* **What is asked**: From the listing that follows, extract every line and set it down unaltered.

* **Items from a dataset**:
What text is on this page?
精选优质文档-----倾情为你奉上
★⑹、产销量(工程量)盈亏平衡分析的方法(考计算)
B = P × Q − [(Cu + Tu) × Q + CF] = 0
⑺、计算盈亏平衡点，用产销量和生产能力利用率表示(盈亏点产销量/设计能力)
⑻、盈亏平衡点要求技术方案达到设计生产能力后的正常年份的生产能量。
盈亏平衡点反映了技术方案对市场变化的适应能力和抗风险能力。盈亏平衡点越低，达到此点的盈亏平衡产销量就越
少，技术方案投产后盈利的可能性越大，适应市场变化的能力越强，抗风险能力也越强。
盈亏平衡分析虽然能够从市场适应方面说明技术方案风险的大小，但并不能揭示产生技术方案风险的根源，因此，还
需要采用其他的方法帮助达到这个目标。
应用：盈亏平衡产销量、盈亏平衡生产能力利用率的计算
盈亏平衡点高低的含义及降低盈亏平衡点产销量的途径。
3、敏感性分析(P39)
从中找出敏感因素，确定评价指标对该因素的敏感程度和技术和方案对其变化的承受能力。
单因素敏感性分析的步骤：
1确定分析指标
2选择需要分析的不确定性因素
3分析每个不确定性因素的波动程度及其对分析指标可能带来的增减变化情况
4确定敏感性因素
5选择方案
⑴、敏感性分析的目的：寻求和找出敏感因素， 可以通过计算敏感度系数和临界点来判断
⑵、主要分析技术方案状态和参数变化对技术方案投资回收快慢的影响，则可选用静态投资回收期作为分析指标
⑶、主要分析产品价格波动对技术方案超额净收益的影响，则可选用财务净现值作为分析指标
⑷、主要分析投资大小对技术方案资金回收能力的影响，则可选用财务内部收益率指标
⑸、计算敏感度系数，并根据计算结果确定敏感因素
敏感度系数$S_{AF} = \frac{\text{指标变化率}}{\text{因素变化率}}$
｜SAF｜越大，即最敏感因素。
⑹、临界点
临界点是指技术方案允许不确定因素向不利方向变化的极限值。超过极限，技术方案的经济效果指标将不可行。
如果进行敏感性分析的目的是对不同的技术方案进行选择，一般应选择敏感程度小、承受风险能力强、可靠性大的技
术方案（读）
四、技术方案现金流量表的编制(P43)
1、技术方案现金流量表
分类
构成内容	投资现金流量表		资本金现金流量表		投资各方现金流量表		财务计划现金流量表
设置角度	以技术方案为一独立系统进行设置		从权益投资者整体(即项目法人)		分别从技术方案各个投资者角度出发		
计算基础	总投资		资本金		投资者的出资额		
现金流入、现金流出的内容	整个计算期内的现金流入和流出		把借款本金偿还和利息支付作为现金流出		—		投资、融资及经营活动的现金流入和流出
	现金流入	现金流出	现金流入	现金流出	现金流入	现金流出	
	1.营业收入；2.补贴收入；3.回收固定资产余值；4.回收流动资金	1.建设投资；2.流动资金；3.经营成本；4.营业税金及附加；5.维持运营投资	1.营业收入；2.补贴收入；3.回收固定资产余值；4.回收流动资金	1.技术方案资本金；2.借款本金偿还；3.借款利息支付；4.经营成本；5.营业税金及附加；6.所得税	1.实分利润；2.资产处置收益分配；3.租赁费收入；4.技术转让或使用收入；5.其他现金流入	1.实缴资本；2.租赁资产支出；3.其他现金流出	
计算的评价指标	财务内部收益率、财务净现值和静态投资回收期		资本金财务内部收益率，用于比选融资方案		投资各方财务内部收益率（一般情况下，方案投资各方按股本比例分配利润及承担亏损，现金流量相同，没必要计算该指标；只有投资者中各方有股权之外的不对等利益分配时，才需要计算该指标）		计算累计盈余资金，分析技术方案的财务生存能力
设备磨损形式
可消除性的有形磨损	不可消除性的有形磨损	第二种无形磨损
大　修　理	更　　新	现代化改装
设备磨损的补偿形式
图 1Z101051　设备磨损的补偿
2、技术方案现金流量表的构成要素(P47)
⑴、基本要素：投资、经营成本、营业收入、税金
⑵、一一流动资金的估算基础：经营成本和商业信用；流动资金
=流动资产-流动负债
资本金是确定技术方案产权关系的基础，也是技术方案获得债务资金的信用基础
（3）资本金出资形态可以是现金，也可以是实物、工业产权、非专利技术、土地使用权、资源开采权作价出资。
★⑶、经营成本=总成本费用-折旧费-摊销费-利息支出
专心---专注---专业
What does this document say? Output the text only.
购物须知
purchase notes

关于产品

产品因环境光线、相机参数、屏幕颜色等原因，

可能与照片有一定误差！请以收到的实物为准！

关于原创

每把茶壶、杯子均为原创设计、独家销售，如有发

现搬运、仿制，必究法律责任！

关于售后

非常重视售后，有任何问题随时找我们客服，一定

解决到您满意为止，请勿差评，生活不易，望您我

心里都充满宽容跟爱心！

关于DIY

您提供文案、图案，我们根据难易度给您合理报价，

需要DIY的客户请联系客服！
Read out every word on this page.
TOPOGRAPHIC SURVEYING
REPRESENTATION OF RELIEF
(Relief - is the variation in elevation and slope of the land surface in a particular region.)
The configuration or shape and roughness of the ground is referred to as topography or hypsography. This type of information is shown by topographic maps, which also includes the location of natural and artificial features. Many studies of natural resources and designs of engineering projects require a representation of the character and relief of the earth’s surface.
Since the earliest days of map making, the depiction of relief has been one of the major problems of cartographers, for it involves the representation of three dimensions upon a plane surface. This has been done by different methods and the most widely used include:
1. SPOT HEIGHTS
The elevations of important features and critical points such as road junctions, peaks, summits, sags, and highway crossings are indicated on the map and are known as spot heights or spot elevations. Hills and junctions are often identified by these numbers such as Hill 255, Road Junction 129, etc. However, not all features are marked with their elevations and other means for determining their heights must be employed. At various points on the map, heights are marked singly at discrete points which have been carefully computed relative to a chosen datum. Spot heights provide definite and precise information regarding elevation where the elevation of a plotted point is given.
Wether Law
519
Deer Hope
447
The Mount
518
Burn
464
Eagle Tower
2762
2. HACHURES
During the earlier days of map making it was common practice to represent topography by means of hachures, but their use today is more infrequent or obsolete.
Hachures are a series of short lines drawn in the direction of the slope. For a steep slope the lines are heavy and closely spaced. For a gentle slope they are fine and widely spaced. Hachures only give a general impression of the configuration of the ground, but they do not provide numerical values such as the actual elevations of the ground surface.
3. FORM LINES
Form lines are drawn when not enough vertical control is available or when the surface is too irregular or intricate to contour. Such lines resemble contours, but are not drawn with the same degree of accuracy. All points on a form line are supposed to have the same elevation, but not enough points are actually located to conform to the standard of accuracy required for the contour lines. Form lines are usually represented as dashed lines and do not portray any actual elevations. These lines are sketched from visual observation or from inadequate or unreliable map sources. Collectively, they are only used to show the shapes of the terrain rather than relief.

* **Task output**:
What text is on this page?
精选优质文档-----倾情为你奉上
★⑹、产销量(工程量)盈亏平衡分析的方法(考计算)
B = P × Q − [(Cu + Tu) × Q + CF] = 0
⑺、计算盈亏平衡点，用产销量和生产能力利用率表示(盈亏点产销量/设计能力)
⑻、盈亏平衡点要求技术方案达到设计生产能力后的正常年份的生产能量。
盈亏平衡点反映了技术方案对市场变化的适应能力和抗风险能力。盈亏平衡点越低，达到此点的盈亏平衡产销量就越
少，技术方案投产后盈利的可能性越大，适应市场变化的能力越强，抗风险能力也越强。
盈亏平衡分析虽然能够从市场适应方面说明技术方案风险的大小，但并不能揭示产生技术方案风险的根源，因此，还
需要采用其他的方法帮助达到这个目标。
应用：盈亏平衡产销量、盈亏平衡生产能力利用率的计算
盈亏平衡点高低的含义及降低盈亏平衡点产销量的途径。
3、敏感性分析(P39)
从中找出敏感因素，确定评价指标对该因素的敏感程度和技术和方案对其变化的承受能力。
单因素敏感性分析的步骤：
1确定分析指标
2选择需要分析的不确定性因素
3分析每个不确定性因素的波动程度及其对分析指标可能带来的增减变化情况
4确定敏感性因素
5选择方案
⑴、敏感性分析的目的：寻求和找出敏感因素， 可以通过计算敏感度系数和临界点来判断
⑵、主要分析技术方案状态和参数变化对技术方案投资回收快慢的影响，则可选用静态投资回收期作为分析指标
⑶、主要分析产品价格波动对技术方案超额净收益的影响，则可选用财务净现值作为分析指标
⑷、主要分析投资大小对技术方案资金回收能力的影响，则可选用财务内部收益率指标
⑸、计算敏感度系数，并根据计算结果确定敏感因素
敏感度系数$S_{AF} = \frac{\text{指标变化率}}{\text{因素变化率}}$
｜SAF｜越大，即最敏感因素。
⑹、临界点
临界点是指技术方案允许不确定因素向不利方向变化的极限值。超过极限，技术方案的经济效果指标将不可行。
如果进行敏感性分析的目的是对不同的技术方案进行选择，一般应选择敏感程度小、承受风险能力强、可靠性大的技
术方案（读）
四、技术方案现金流量表的编制(P43)
1、技术方案现金流量表
分类
构成内容	投资现金流量表		资本金现金流量表		投资各方现金流量表		财务计划现金流量表
设置角度	以技术方案为一独立系统进行设置		从权益投资者整体(即项目法人)		分别从技术方案各个投资者角度出发		
计算基础	总投资		资本金		投资者的出资额		
现金流入、现金流出的内容	整个计算期内的现金流入和流出		把借款本金偿还和利息支付作为现金流出		—		投资、融资及经营活动的现金流入和流出
	现金流入	现金流出	现金流入	现金流出	现金流入	现金流出	
	1.营业收入；2.补贴收入；3.回收固定资产余值；4.回收流动资金	1.建设投资；2.流动资金；3.经营成本；4.营业税金及附加；5.维持运营投资	1.营业收入；2.补贴收入；3.回收固定资产余值；4.回收流动资金	1.技术方案资本金；2.借款本金偿还；3.借款利息支付；4.经营成本；5.营业税金及附加；6.所得税	1.实分利润；2.资产处置收益分配；3.租赁费收入；4.技术转让或使用收入；5.其他现金流入	1.实缴资本；2.租赁资产支出；3.其他现金流出	
计算的评价指标	财务内部收益率、财务净现值和静态投资回收期		资本金财务内部收益率，用于比选融资方案		投资各方财务内部收益率（一般情况下，方案投资各方按股本比例分配利润及承担亏损，现金流量相同，没必要计算该指标；只有投资者中各方有股权之外的不对等利益分配时，才需要计算该指标）		计算累计盈余资金，分析技术方案的财务生存能力
设备磨损形式
可消除性的有形磨损	不可消除性的有形磨损	第二种无形磨损
大　修　理	更　　新	现代化改装
设备磨损的补偿形式
图 1Z101051　设备磨损的补偿
2、技术方案现金流量表的构成要素(P47)
⑴、基本要素：投资、经营成本、营业收入、税金
⑵、一一流动资金的估算基础：经营成本和商业信用；流动资金
=流动资产-流动负债
资本金是确定技术方案产权关系的基础，也是技术方案获得债务资金的信用基础
（3）资本金出资形态可以是现金，也可以是实物、工业产权、非专利技术、土地使用权、资源开采权作价出资。
★⑶、经营成本=总成本费用-折旧费-摊销费-利息支出
专心---专注---专业
What does this document say? Output the text only.
购物须知
purchase notes

关于产品

产品因环境光线、相机参数、屏幕颜色等原因，

可能与照片有一定误差！请以收到的实物为准！

关于原创

每把茶壶、杯子均为原创设计、独家销售，如有发

现搬运、仿制，必究法律责任！

关于售后

非常重视售后，有任何问题随时找我们客服，一定

解决到您满意为止，请勿差评，生活不易，望您我

心里都充满宽容跟爱心！

关于DIY

您提供文案、图案，我们根据难易度给您合理报价，

需要DIY的客户请联系客服！
Read out every word on this page.
TOPOGRAPHIC SURVEYING
REPRESENTATION OF RELIEF
(Relief - is the variation in elevation and slope of the land surface in a particular region.)
The configuration or shape and roughness of the ground is referred to as topography or hypsography. This type of information is shown by topographic maps, which also includes the location of natural and artificial features. Many studies of natural resources and designs of engineering projects require a representation of the character and relief of the earth’s surface.
Since the earliest days of map making, the depiction of relief has been one of the major problems of cartographers, for it involves the representation of three dimensions upon a plane surface. This has been done by different methods and the most widely used include:
1. SPOT HEIGHTS
The elevations of important features and critical points such as road junctions, peaks, summits, sags, and highway crossings are indicated on the map and are known as spot heights or spot elevations. Hills and junctions are often identified by these numbers such as Hill 255, Road Junction 129, etc. However, not all features are marked with their elevations and other means for determining their heights must be employed. At various points on the map, heights are marked singly at discrete points which have been carefully computed relative to a chosen datum. Spot heights provide definite and precise information regarding elevation where the elevation of a plotted point is given.
Wether Law
519
Deer Hope
447
The Mount
518
Burn
464
Eagle Tower
2762
2. HACHURES
During the earlier days of map making it was common practice to represent topography by means of hachures, but their use today is more infrequent or obsolete.
Hachures are a series of short lines drawn in the direction of the slope. For a steep slope the lines are heavy and closely spaced. For a gentle slope they are fine and widely spaced. Hachures only give a general impression of the configuration of the ground, but they do not provide numerical values such as the actual elevations of the ground surface.
3. FORM LINES
Form lines are drawn when not enough vertical control is available or when the surface is too irregular or intricate to contour. Such lines resemble contours, but are not drawn with the same degree of accuracy. All points on a form line are supposed to have the same elevation, but not enough points are actually located to conform to the standard of accuracy required for the contour lines. Form lines are usually represented as dashed lines and do not portray any actual elevations. These lines are sketched from visual observation or from inadequate or unreliable map sources. Collectively, they are only used to show the shapes of the terrain rather than relief.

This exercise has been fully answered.